WHAT THE TASK ASKS → Reproduce this listing in full.

WORKING DATA →

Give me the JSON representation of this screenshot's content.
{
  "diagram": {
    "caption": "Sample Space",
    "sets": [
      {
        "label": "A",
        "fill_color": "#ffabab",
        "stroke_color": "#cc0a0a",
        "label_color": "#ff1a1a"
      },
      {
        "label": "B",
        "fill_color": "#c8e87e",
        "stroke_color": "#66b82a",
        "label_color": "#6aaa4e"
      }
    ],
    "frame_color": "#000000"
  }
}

EXERCISE OUTPUT →
Give me the JSON representation of this screenshot's content.
{
  "diagram": {
    "caption": "Sample Space",
    "sets": [
      {
        "label": "A",
        "fill_color": "#ffabab",
        "stroke_color": "#cc0a0a",
        "label_color": "#ff1a1a"
      },
      {
        "label": "B",
        "fill_color": "#c8e87e",
        "stroke_color": "#66b82a",
        "label_color": "#6aaa4e"
      }
    ],
    "frame_color": "#000000"
  }
}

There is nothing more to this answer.